SET EXERCISE —
Repeat each record exactly as written, and drop any images.

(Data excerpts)
──────────

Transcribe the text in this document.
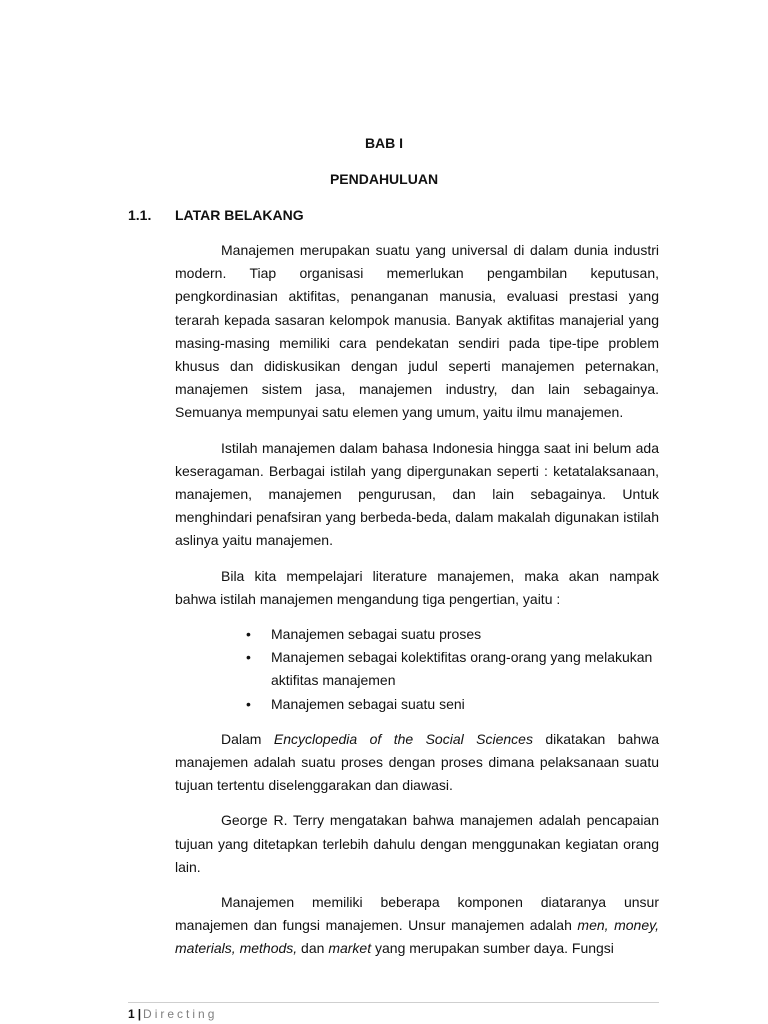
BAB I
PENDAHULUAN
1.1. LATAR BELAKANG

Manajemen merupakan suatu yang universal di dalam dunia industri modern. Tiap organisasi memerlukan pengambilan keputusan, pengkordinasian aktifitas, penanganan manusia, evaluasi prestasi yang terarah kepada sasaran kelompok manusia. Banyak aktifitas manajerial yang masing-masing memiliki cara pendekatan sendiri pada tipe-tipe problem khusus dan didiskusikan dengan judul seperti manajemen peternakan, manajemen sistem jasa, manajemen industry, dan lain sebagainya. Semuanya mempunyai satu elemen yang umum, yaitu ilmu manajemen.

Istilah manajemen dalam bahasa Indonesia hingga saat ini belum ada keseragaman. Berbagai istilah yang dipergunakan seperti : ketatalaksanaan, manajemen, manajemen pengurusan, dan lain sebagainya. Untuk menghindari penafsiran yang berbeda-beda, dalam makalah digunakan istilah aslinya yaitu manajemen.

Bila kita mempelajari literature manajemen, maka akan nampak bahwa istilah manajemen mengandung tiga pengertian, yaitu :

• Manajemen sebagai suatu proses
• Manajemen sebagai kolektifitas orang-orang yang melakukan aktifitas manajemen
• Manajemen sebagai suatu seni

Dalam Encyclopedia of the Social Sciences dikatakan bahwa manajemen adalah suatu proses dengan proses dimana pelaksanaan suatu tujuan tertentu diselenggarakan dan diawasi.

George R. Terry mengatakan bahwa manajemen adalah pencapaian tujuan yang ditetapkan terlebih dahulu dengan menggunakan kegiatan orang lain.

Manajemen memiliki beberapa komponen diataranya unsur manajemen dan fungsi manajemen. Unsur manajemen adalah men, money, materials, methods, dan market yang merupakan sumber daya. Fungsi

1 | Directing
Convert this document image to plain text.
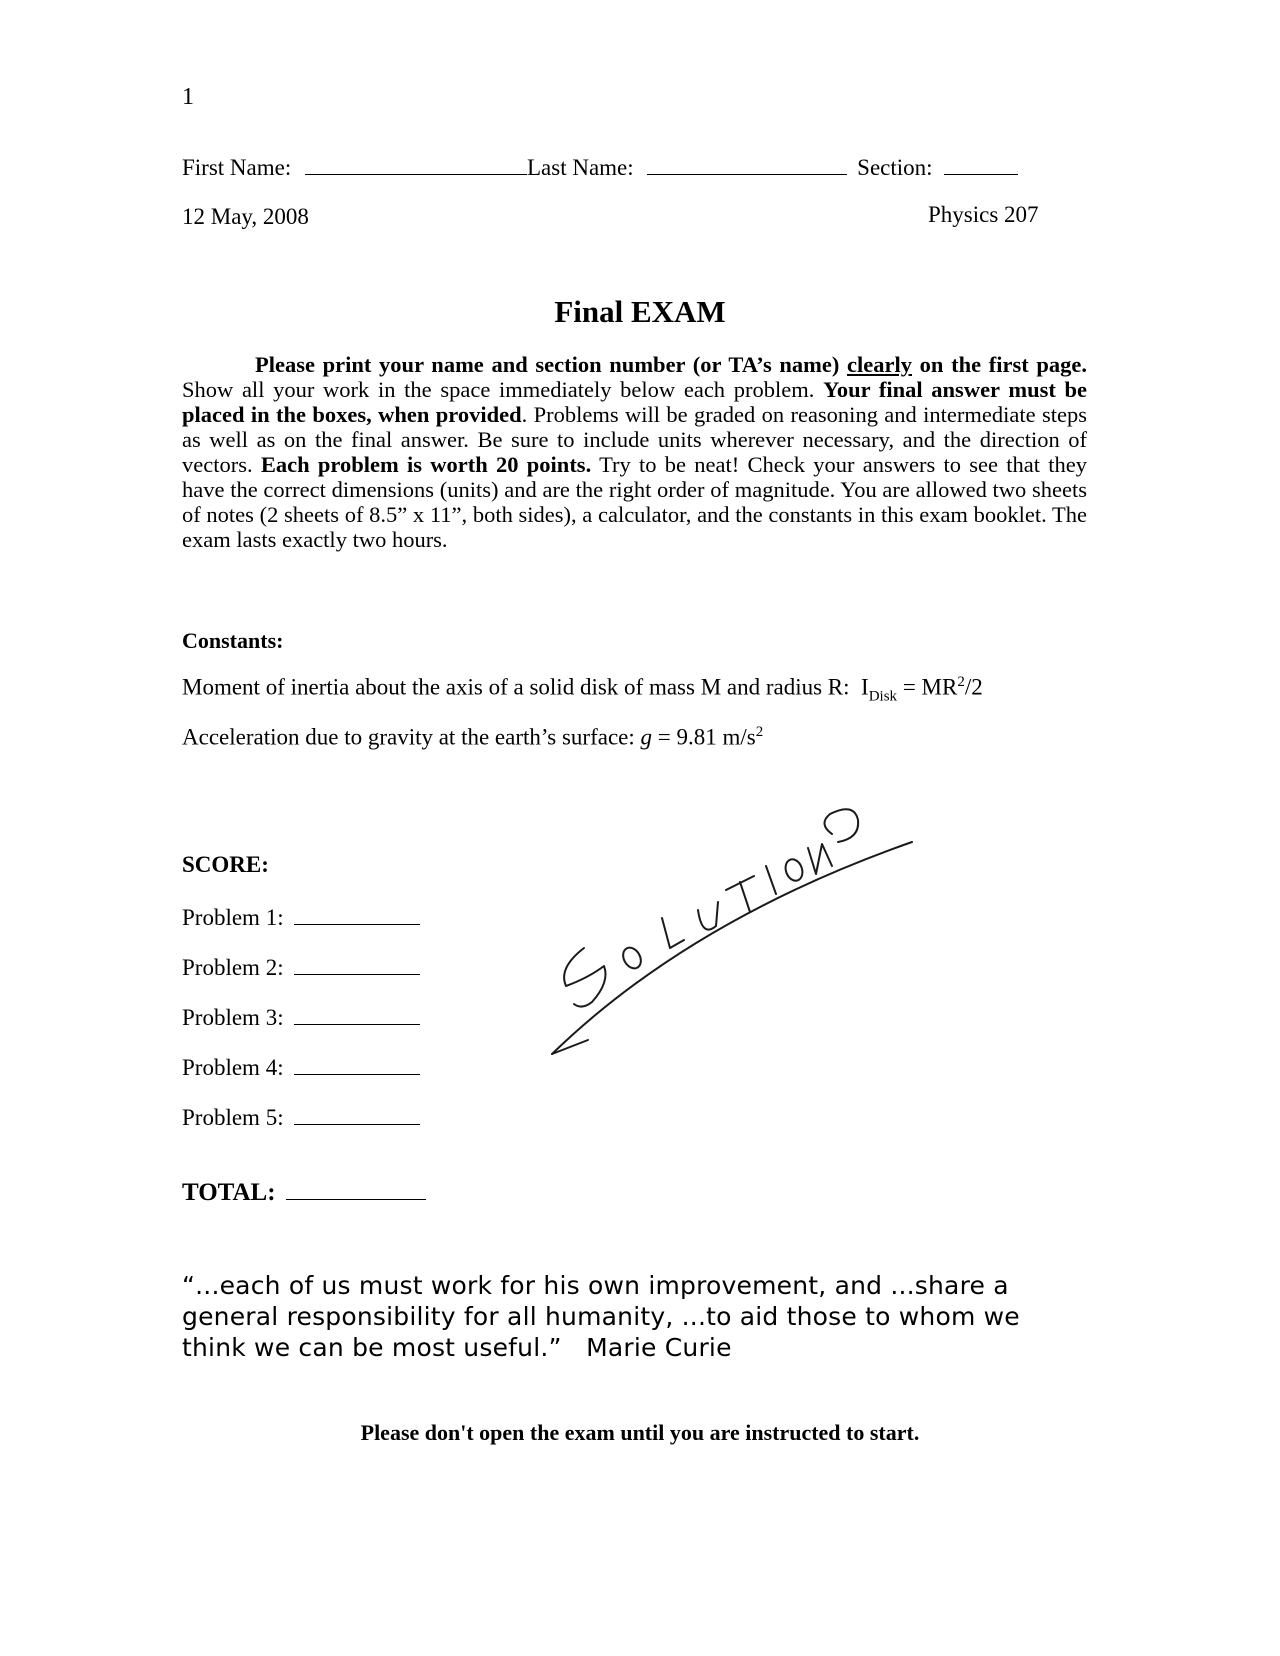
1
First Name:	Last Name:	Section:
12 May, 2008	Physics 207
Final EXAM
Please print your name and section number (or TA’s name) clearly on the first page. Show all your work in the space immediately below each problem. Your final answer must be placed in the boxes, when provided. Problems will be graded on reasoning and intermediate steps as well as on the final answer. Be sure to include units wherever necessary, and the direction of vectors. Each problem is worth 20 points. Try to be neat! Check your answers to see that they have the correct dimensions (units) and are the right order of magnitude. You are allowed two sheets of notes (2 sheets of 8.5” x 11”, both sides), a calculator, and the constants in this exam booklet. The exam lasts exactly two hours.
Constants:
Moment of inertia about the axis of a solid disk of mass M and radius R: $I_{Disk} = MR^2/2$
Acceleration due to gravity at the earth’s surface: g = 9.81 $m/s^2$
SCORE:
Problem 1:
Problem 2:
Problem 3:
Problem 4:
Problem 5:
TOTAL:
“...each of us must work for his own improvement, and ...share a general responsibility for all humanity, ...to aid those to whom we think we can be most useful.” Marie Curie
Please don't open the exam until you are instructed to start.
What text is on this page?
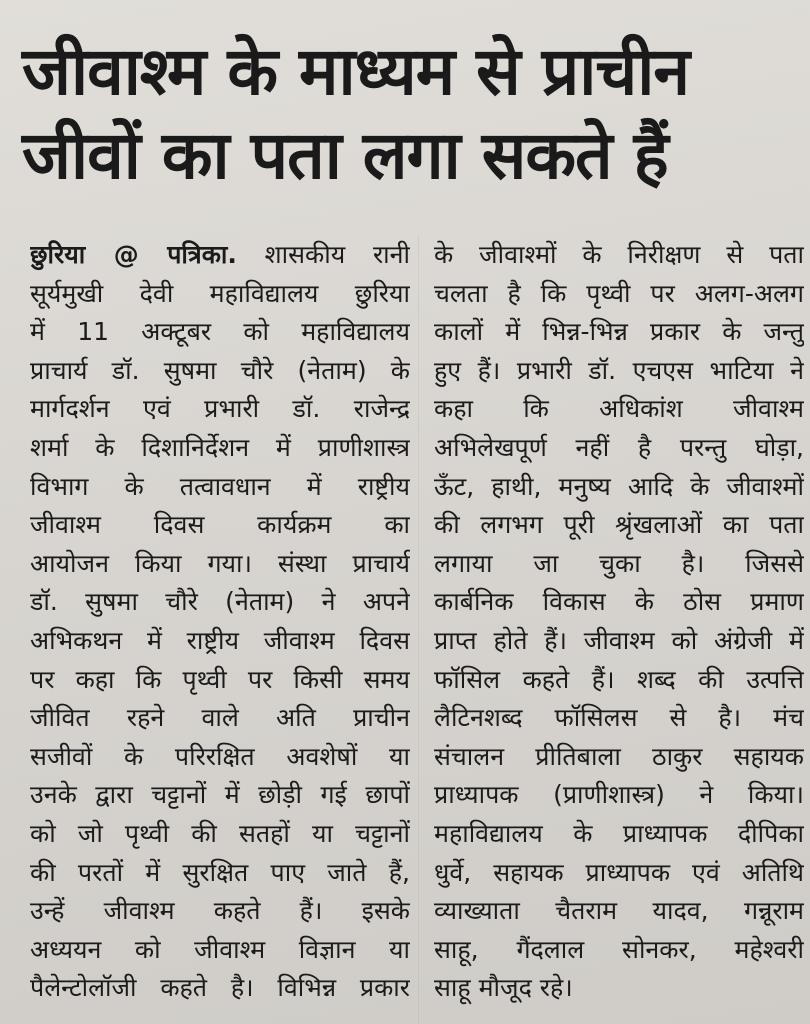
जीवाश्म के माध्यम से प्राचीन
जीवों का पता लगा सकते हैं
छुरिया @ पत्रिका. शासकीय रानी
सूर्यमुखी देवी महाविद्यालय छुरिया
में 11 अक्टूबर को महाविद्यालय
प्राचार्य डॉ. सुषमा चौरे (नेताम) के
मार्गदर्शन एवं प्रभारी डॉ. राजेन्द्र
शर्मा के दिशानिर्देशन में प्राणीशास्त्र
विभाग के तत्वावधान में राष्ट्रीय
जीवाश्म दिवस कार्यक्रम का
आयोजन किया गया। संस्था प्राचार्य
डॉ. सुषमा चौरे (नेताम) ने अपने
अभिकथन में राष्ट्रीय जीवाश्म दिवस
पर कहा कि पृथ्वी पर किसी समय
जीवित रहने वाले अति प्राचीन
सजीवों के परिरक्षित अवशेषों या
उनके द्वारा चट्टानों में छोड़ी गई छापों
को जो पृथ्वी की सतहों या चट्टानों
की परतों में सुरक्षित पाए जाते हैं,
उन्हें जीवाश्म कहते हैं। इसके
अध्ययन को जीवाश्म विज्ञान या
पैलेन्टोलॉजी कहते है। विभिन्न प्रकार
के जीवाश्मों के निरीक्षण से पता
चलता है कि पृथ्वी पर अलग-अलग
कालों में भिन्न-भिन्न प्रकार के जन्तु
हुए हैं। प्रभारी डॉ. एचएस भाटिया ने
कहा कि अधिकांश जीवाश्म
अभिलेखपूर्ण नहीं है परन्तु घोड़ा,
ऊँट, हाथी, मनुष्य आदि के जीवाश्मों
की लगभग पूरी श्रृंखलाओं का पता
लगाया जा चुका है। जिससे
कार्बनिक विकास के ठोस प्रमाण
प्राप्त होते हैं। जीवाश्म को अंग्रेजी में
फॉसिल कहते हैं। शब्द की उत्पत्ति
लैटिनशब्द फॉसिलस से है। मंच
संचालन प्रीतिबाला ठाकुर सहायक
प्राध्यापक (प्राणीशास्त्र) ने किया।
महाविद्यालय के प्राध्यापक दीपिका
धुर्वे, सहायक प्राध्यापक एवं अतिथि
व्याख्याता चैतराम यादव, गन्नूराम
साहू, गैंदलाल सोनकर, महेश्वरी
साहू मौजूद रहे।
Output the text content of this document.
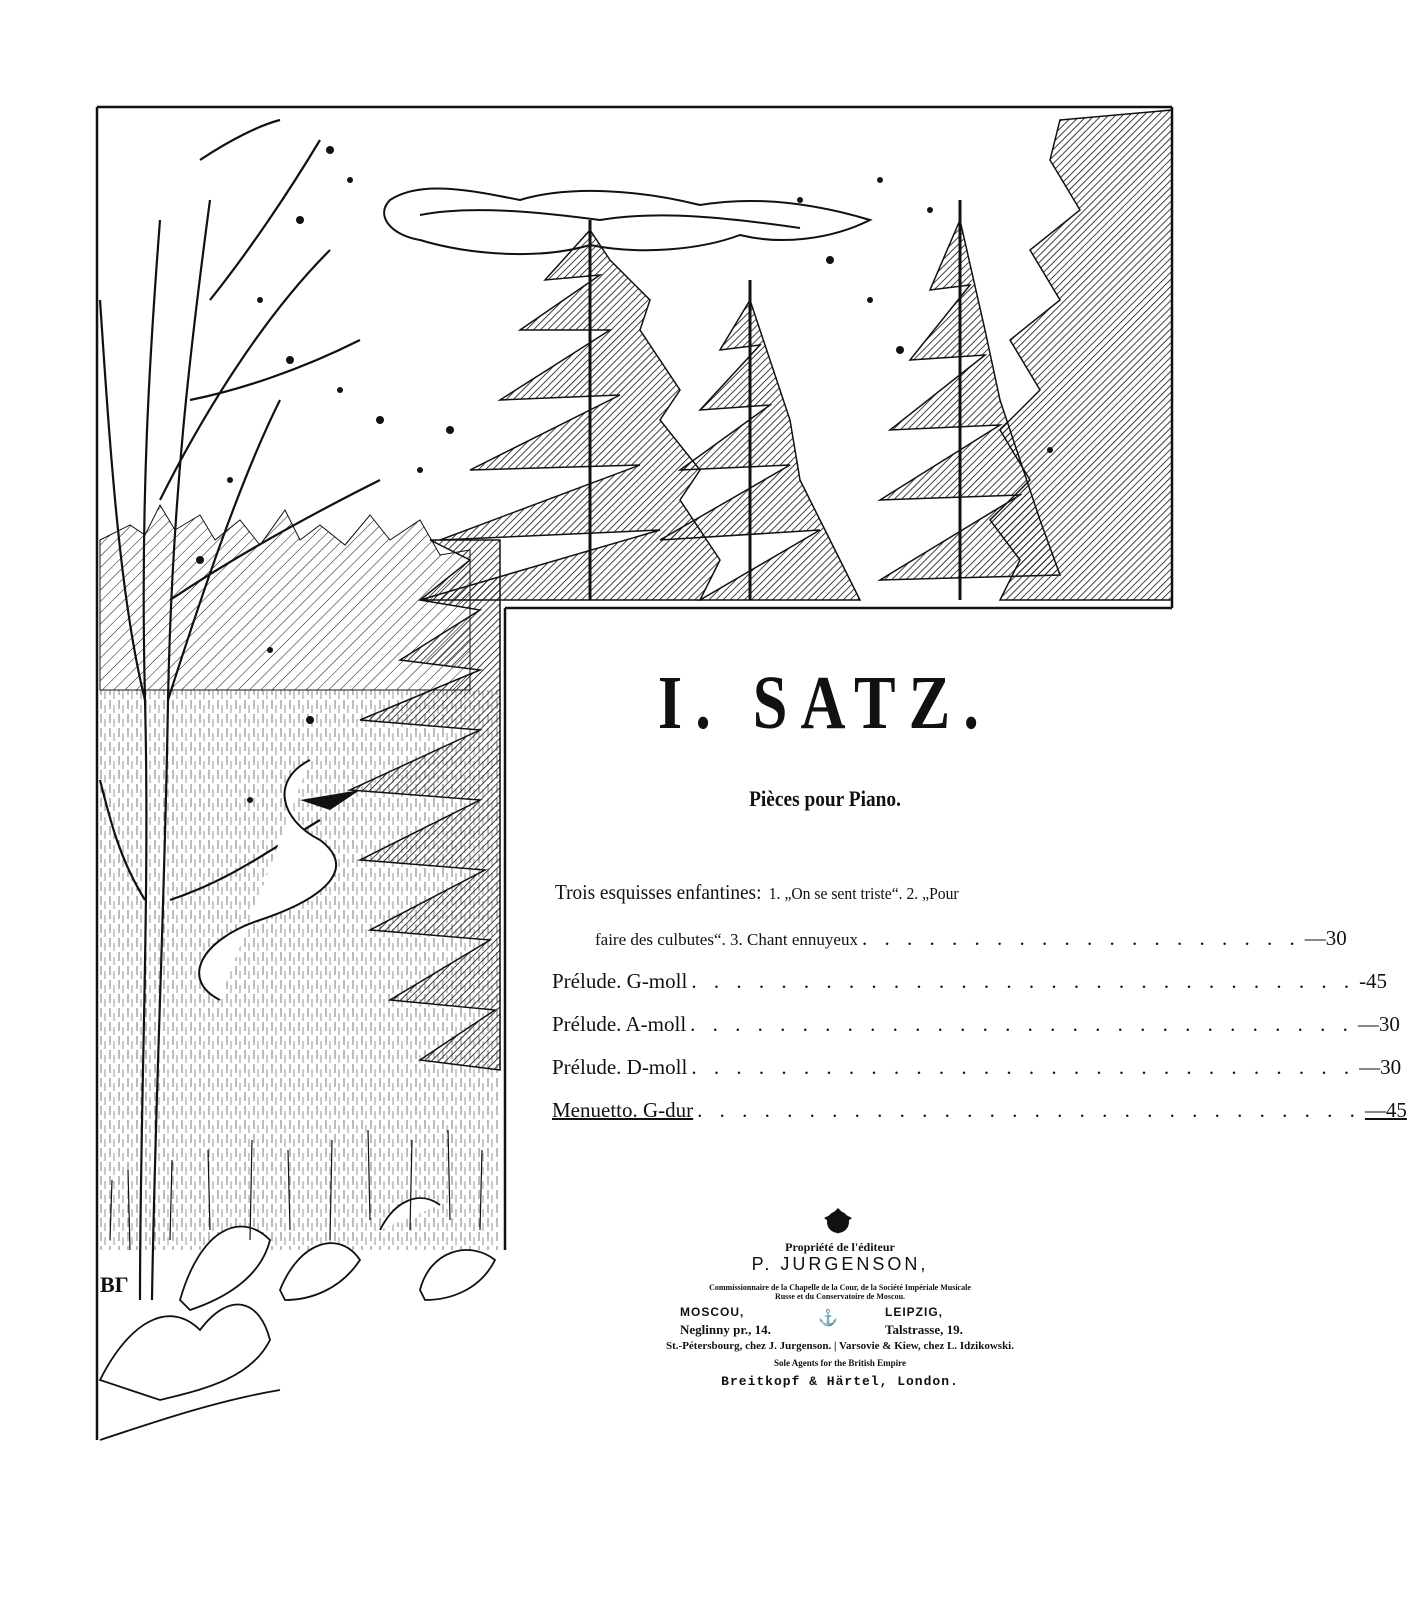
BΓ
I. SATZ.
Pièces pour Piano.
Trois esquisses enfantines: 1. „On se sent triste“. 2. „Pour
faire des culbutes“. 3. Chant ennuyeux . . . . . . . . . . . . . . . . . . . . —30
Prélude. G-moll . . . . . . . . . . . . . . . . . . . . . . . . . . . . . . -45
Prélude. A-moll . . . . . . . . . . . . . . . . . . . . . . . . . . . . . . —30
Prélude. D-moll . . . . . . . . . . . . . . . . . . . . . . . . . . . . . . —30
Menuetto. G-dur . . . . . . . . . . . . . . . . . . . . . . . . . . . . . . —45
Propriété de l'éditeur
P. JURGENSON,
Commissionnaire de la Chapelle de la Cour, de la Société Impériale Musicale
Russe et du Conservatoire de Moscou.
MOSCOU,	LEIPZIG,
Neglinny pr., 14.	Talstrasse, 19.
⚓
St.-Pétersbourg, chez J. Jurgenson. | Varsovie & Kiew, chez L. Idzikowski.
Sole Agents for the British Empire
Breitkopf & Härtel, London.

──────────

EXPECTED OUTPUT —
Transcribe the text in this document.
BAB I
PENDAHULUAN
1.1. LATAR BELAKANG

Manajemen merupakan suatu yang universal di dalam dunia industri modern. Tiap organisasi memerlukan pengambilan keputusan, pengkordinasian aktifitas, penanganan manusia, evaluasi prestasi yang terarah kepada sasaran kelompok manusia. Banyak aktifitas manajerial yang masing-masing memiliki cara pendekatan sendiri pada tipe-tipe problem khusus dan didiskusikan dengan judul seperti manajemen peternakan, manajemen sistem jasa, manajemen industry, dan lain sebagainya. Semuanya mempunyai satu elemen yang umum, yaitu ilmu manajemen.

Istilah manajemen dalam bahasa Indonesia hingga saat ini belum ada keseragaman. Berbagai istilah yang dipergunakan seperti : ketatalaksanaan, manajemen, manajemen pengurusan, dan lain sebagainya. Untuk menghindari penafsiran yang berbeda-beda, dalam makalah digunakan istilah aslinya yaitu manajemen.

Bila kita mempelajari literature manajemen, maka akan nampak bahwa istilah manajemen mengandung tiga pengertian, yaitu :

• Manajemen sebagai suatu proses
• Manajemen sebagai kolektifitas orang-orang yang melakukan aktifitas manajemen
• Manajemen sebagai suatu seni

Dalam Encyclopedia of the Social Sciences dikatakan bahwa manajemen adalah suatu proses dengan proses dimana pelaksanaan suatu tujuan tertentu diselenggarakan dan diawasi.

George R. Terry mengatakan bahwa manajemen adalah pencapaian tujuan yang ditetapkan terlebih dahulu dengan menggunakan kegiatan orang lain.

Manajemen memiliki beberapa komponen diataranya unsur manajemen dan fungsi manajemen. Unsur manajemen adalah men, money, materials, methods, dan market yang merupakan sumber daya. Fungsi

1 | Directing
Convert this document image to plain text.
1
First Name:	Last Name:	Section:
12 May, 2008	Physics 207
Final EXAM
Please print your name and section number (or TA’s name) clearly on the first page. Show all your work in the space immediately below each problem. Your final answer must be placed in the boxes, when provided. Problems will be graded on reasoning and intermediate steps as well as on the final answer. Be sure to include units wherever necessary, and the direction of vectors. Each problem is worth 20 points. Try to be neat! Check your answers to see that they have the correct dimensions (units) and are the right order of magnitude. You are allowed two sheets of notes (2 sheets of 8.5” x 11”, both sides), a calculator, and the constants in this exam booklet. The exam lasts exactly two hours.
Constants:
Moment of inertia about the axis of a solid disk of mass M and radius R: $I_{Disk} = MR^2/2$
Acceleration due to gravity at the earth’s surface: g = 9.81 $m/s^2$
SCORE:
Problem 1:
Problem 2:
Problem 3:
Problem 4:
Problem 5:
TOTAL:
“...each of us must work for his own improvement, and ...share a general responsibility for all humanity, ...to aid those to whom we think we can be most useful.” Marie Curie
Please don't open the exam until you are instructed to start.
What text is on this page?
जीवाश्म के माध्यम से प्राचीन
जीवों का पता लगा सकते हैं
छुरिया @ पत्रिका. शासकीय रानी
सूर्यमुखी देवी महाविद्यालय छुरिया
में 11 अक्टूबर को महाविद्यालय
प्राचार्य डॉ. सुषमा चौरे (नेताम) के
मार्गदर्शन एवं प्रभारी डॉ. राजेन्द्र
शर्मा के दिशानिर्देशन में प्राणीशास्त्र
विभाग के तत्वावधान में राष्ट्रीय
जीवाश्म दिवस कार्यक्रम का
आयोजन किया गया। संस्था प्राचार्य
डॉ. सुषमा चौरे (नेताम) ने अपने
अभिकथन में राष्ट्रीय जीवाश्म दिवस
पर कहा कि पृथ्वी पर किसी समय
जीवित रहने वाले अति प्राचीन
सजीवों के परिरक्षित अवशेषों या
उनके द्वारा चट्टानों में छोड़ी गई छापों
को जो पृथ्वी की सतहों या चट्टानों
की परतों में सुरक्षित पाए जाते हैं,
उन्हें जीवाश्म कहते हैं। इसके
अध्ययन को जीवाश्म विज्ञान या
पैलेन्टोलॉजी कहते है। विभिन्न प्रकार
के जीवाश्मों के निरीक्षण से पता
चलता है कि पृथ्वी पर अलग-अलग
कालों में भिन्न-भिन्न प्रकार के जन्तु
हुए हैं। प्रभारी डॉ. एचएस भाटिया ने
कहा कि अधिकांश जीवाश्म
अभिलेखपूर्ण नहीं है परन्तु घोड़ा,
ऊँट, हाथी, मनुष्य आदि के जीवाश्मों
की लगभग पूरी श्रृंखलाओं का पता
लगाया जा चुका है। जिससे
कार्बनिक विकास के ठोस प्रमाण
प्राप्त होते हैं। जीवाश्म को अंग्रेजी में
फॉसिल कहते हैं। शब्द की उत्पत्ति
लैटिनशब्द फॉसिलस से है। मंच
संचालन प्रीतिबाला ठाकुर सहायक
प्राध्यापक (प्राणीशास्त्र) ने किया।
महाविद्यालय के प्राध्यापक दीपिका
धुर्वे, सहायक प्राध्यापक एवं अतिथि
व्याख्याता चैतराम यादव, गन्नूराम
साहू, गैंदलाल सोनकर, महेश्वरी
साहू मौजूद रहे।
Output the text content of this document.
BΓ
I. SATZ.
Pièces pour Piano.
Trois esquisses enfantines: 1. „On se sent triste“. 2. „Pour
faire des culbutes“. 3. Chant ennuyeux . . . . . . . . . . . . . . . . . . . . —30
Prélude. G-moll . . . . . . . . . . . . . . . . . . . . . . . . . . . . . . -45
Prélude. A-moll . . . . . . . . . . . . . . . . . . . . . . . . . . . . . . —30
Prélude. D-moll . . . . . . . . . . . . . . . . . . . . . . . . . . . . . . —30
Menuetto. G-dur . . . . . . . . . . . . . . . . . . . . . . . . . . . . . . —45
Propriété de l'éditeur
P. JURGENSON,
Commissionnaire de la Chapelle de la Cour, de la Société Impériale Musicale
Russe et du Conservatoire de Moscou.
MOSCOU,	LEIPZIG,
Neglinny pr., 14.	Talstrasse, 19.
⚓
St.-Pétersbourg, chez J. Jurgenson. | Varsovie & Kiew, chez L. Idzikowski.
Sole Agents for the British Empire
Breitkopf & Härtel, London.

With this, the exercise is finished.